- [Aim]: Show all lines holding the string "Данная".

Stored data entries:

# # #

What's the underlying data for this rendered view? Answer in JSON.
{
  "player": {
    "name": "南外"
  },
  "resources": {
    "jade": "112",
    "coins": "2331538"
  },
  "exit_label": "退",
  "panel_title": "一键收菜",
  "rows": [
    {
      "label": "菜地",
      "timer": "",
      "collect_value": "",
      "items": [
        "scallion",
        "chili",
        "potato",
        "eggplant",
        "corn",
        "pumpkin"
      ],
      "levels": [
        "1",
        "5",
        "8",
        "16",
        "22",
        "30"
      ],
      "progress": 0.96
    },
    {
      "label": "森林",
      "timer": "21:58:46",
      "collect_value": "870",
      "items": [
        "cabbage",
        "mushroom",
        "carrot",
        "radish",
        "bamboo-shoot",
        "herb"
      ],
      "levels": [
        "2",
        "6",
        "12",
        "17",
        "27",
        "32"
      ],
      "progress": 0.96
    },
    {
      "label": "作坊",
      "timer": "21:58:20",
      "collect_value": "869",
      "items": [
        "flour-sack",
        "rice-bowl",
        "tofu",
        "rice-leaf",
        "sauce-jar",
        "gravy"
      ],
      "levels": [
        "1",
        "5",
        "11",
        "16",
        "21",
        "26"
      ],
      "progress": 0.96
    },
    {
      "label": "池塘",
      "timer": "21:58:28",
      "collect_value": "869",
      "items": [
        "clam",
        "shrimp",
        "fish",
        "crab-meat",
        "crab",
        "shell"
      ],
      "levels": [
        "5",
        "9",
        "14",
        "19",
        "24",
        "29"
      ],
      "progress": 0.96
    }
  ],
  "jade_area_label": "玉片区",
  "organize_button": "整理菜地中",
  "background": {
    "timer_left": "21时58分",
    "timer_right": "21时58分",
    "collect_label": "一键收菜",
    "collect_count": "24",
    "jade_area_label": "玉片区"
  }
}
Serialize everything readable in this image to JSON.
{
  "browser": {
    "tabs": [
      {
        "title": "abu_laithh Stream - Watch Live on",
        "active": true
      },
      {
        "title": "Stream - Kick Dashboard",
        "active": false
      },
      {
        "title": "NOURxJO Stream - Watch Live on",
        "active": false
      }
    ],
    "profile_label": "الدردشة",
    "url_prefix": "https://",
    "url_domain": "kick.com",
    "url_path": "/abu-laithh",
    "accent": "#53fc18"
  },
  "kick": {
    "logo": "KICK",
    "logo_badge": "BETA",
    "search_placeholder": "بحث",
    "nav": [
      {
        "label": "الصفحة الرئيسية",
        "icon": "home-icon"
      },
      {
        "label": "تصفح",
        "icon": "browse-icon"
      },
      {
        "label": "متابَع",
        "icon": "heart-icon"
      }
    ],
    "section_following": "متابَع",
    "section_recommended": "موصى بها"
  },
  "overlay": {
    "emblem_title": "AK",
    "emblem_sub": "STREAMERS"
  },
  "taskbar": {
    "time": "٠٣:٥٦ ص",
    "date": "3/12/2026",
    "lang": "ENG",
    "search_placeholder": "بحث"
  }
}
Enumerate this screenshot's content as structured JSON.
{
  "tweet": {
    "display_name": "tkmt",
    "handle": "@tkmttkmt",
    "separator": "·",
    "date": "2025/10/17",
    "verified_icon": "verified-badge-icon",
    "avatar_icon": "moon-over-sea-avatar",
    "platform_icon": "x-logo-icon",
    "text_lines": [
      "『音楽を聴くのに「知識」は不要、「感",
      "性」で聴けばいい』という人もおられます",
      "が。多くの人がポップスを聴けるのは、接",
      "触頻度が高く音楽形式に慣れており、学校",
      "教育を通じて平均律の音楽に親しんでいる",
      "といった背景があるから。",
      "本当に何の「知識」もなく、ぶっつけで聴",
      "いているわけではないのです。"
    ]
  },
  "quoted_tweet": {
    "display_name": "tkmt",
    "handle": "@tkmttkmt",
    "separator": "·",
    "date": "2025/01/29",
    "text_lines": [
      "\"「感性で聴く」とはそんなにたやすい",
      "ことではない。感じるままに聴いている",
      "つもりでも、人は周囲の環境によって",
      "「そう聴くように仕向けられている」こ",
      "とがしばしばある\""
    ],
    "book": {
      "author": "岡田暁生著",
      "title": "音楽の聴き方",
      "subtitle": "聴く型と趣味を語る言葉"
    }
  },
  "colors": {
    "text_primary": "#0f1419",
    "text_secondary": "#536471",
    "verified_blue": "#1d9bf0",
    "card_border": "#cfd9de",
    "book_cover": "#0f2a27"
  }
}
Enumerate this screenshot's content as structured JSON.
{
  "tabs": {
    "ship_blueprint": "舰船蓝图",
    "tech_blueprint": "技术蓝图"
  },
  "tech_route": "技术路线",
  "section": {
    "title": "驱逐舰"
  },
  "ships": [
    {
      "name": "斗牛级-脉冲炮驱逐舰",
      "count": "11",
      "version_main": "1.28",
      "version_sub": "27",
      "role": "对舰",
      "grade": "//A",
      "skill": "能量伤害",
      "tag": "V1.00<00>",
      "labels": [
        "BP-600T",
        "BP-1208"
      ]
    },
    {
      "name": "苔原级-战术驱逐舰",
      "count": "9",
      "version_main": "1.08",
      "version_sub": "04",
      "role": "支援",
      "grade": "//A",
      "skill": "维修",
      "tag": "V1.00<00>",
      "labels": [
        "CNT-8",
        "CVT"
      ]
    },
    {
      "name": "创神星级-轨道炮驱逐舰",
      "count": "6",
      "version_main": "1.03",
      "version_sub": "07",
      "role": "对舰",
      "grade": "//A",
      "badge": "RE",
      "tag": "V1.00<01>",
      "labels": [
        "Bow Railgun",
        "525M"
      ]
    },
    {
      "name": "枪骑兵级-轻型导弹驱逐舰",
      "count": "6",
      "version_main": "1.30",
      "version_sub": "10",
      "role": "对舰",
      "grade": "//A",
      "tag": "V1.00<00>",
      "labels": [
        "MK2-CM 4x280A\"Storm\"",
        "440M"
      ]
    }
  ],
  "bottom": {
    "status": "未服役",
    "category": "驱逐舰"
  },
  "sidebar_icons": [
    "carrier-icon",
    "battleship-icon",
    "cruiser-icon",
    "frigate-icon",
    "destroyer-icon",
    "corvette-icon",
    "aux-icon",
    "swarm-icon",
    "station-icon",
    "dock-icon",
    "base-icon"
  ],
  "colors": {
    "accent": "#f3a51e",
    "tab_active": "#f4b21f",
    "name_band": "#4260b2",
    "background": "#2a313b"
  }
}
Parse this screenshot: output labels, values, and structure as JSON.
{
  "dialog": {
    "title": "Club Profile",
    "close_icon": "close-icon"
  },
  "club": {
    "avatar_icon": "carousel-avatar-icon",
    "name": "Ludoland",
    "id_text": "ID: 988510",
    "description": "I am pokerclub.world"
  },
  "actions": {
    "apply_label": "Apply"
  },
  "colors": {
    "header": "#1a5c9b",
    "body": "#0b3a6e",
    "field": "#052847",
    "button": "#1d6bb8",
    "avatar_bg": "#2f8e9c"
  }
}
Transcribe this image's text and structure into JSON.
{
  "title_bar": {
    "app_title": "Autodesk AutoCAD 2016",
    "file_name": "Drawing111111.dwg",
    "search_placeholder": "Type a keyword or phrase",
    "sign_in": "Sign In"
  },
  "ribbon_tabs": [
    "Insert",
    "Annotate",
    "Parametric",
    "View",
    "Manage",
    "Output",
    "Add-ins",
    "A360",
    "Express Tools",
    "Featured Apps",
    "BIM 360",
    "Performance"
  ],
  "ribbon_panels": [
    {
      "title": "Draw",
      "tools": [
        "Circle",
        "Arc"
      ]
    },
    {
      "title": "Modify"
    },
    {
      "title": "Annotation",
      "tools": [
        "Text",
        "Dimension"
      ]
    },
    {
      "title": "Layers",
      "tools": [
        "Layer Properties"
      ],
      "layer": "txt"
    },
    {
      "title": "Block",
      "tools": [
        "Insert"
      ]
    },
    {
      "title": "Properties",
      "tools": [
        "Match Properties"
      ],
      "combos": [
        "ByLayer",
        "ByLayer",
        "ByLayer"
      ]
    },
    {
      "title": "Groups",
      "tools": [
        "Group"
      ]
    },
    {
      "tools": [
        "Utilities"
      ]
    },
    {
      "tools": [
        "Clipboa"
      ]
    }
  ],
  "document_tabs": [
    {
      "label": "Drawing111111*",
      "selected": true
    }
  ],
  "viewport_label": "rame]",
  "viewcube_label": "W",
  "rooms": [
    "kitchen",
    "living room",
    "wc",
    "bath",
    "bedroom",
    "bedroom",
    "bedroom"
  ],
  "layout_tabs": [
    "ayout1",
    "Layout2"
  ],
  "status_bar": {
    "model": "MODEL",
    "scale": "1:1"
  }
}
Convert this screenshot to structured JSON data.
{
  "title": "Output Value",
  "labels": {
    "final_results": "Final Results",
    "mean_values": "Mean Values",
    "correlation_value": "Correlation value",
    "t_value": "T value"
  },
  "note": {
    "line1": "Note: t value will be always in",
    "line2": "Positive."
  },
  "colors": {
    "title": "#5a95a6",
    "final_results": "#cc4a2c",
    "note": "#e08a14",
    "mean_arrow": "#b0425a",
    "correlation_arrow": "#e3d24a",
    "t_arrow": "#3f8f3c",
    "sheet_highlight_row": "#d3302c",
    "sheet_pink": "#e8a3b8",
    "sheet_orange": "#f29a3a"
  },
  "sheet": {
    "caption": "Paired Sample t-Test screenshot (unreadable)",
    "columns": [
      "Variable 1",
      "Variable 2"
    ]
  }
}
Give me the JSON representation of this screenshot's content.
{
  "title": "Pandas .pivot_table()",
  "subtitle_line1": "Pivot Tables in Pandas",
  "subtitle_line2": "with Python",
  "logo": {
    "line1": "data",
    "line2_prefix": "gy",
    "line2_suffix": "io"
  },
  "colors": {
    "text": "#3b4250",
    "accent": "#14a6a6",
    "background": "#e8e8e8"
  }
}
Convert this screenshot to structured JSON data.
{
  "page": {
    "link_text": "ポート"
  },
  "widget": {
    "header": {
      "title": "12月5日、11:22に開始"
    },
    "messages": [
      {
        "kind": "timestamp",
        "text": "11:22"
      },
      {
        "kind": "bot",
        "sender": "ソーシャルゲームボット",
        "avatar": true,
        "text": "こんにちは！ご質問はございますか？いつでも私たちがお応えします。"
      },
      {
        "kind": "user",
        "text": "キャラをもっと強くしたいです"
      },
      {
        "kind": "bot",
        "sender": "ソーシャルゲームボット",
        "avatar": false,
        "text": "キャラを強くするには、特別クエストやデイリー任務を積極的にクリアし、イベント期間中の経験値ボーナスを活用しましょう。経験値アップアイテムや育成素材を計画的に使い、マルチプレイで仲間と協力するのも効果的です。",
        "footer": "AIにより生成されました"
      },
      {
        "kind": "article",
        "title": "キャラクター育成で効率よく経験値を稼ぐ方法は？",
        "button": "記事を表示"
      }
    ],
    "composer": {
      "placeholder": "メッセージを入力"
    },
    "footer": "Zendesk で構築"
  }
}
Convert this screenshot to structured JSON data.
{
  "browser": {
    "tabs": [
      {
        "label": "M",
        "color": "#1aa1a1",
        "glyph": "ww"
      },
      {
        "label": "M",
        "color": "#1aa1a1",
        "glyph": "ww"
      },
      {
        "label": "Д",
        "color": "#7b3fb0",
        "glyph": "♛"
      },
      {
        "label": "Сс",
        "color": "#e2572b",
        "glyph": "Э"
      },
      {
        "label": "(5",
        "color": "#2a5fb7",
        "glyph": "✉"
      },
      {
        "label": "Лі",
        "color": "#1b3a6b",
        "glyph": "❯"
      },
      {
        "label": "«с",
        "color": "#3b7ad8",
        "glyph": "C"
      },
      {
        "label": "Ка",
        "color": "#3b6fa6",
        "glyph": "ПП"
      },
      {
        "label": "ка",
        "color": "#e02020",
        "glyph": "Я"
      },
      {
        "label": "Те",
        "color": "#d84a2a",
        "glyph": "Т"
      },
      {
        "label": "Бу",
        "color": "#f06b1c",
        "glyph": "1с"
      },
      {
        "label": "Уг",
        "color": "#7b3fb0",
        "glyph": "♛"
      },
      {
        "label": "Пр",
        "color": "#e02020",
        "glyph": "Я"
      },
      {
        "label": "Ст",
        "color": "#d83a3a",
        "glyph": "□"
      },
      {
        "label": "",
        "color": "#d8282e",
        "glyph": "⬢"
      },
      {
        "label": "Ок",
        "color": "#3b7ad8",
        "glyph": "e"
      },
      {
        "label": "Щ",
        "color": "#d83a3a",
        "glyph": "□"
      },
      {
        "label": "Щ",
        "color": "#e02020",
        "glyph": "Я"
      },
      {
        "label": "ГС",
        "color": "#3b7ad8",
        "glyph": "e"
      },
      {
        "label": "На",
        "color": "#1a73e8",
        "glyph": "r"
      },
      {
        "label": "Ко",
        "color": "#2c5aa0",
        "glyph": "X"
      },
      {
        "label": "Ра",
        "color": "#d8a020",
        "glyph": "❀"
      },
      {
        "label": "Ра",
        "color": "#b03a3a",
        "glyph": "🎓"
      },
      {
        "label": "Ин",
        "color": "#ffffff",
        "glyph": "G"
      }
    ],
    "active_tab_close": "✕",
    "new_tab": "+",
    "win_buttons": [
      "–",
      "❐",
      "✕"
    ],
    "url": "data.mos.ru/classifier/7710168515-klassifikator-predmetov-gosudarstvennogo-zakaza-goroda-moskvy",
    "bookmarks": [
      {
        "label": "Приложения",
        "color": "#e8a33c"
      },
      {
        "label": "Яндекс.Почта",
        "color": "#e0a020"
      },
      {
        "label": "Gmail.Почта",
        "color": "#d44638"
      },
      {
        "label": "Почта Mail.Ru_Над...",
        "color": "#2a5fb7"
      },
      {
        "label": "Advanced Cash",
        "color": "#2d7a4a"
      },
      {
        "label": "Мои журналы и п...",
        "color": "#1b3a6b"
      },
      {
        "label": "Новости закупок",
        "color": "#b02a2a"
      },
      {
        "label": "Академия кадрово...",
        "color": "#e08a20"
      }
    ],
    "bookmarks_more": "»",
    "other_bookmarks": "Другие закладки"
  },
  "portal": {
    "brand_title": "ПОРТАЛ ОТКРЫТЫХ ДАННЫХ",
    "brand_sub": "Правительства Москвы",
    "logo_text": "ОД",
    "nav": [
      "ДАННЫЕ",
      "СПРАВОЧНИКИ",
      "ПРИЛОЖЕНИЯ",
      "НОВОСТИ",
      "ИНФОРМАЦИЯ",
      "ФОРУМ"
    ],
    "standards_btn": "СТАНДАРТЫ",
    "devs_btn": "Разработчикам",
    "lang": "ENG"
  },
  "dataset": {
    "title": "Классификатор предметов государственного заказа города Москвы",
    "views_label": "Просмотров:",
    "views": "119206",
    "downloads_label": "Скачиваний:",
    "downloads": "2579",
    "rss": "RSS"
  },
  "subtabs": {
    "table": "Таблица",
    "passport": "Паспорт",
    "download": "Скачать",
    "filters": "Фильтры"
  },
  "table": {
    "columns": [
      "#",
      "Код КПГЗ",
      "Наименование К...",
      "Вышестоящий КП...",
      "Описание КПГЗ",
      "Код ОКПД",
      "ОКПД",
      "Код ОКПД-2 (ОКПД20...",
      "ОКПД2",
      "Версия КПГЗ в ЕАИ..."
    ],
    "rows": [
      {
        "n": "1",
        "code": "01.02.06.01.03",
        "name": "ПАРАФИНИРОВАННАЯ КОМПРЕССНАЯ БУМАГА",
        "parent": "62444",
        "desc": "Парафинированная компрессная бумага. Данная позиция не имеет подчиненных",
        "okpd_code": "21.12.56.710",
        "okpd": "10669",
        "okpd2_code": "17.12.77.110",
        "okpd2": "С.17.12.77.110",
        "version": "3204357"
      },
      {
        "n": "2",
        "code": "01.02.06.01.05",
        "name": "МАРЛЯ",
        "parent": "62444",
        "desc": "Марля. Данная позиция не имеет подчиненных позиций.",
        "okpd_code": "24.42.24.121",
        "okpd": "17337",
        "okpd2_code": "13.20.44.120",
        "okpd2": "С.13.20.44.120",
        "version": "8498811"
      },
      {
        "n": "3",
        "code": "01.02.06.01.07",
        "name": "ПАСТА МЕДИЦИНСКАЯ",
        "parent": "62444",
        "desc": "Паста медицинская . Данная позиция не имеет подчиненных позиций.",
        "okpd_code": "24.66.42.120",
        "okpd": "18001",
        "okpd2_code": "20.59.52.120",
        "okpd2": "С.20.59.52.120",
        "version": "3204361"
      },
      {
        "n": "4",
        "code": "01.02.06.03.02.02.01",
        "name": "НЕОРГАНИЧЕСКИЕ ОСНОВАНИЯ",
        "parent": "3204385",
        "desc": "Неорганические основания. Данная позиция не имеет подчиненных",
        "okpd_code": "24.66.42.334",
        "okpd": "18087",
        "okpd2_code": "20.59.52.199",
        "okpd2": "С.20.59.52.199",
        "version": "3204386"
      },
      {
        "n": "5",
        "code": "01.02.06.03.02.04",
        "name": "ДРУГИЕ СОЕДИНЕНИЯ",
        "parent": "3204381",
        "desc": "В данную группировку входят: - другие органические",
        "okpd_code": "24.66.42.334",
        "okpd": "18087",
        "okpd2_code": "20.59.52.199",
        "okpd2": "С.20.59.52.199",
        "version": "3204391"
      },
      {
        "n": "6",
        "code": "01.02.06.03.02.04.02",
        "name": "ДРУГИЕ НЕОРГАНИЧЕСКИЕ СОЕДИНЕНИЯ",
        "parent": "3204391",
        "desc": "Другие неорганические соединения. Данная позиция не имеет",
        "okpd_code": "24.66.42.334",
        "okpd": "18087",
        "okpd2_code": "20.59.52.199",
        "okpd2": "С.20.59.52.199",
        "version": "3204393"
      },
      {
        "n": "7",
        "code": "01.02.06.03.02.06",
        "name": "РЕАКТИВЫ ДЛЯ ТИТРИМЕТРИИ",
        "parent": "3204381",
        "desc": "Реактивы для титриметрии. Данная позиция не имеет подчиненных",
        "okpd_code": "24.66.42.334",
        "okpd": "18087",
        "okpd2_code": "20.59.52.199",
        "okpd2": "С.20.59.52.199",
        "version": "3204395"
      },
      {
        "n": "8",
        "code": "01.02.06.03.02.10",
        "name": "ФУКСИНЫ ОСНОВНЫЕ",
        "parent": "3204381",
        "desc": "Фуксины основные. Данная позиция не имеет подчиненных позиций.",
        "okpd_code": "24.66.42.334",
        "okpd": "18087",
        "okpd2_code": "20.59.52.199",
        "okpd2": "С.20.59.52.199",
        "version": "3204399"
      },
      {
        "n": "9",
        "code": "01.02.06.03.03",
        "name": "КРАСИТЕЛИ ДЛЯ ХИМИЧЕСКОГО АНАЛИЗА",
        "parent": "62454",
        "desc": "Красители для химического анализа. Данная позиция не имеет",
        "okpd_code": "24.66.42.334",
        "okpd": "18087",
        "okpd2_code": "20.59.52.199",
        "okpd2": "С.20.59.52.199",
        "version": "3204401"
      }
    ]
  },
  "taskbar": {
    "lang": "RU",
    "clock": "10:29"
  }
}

# # #

- [Task result]:
        "desc": "Парафинированная компрессная бумага. Данная позиция не имеет подчиненных",
        "desc": "Марля. Данная позиция не имеет подчиненных позиций.",
        "desc": "Паста медицинская . Данная позиция не имеет подчиненных позиций.",
        "desc": "Неорганические основания. Данная позиция не имеет подчиненных",
        "desc": "Другие неорганические соединения. Данная позиция не имеет",
        "desc": "Реактивы для титриметрии. Данная позиция не имеет подчиненных",
        "desc": "Фуксины основные. Данная позиция не имеет подчиненных позиций.",
        "desc": "Красители для химического анализа. Данная позиция не имеет",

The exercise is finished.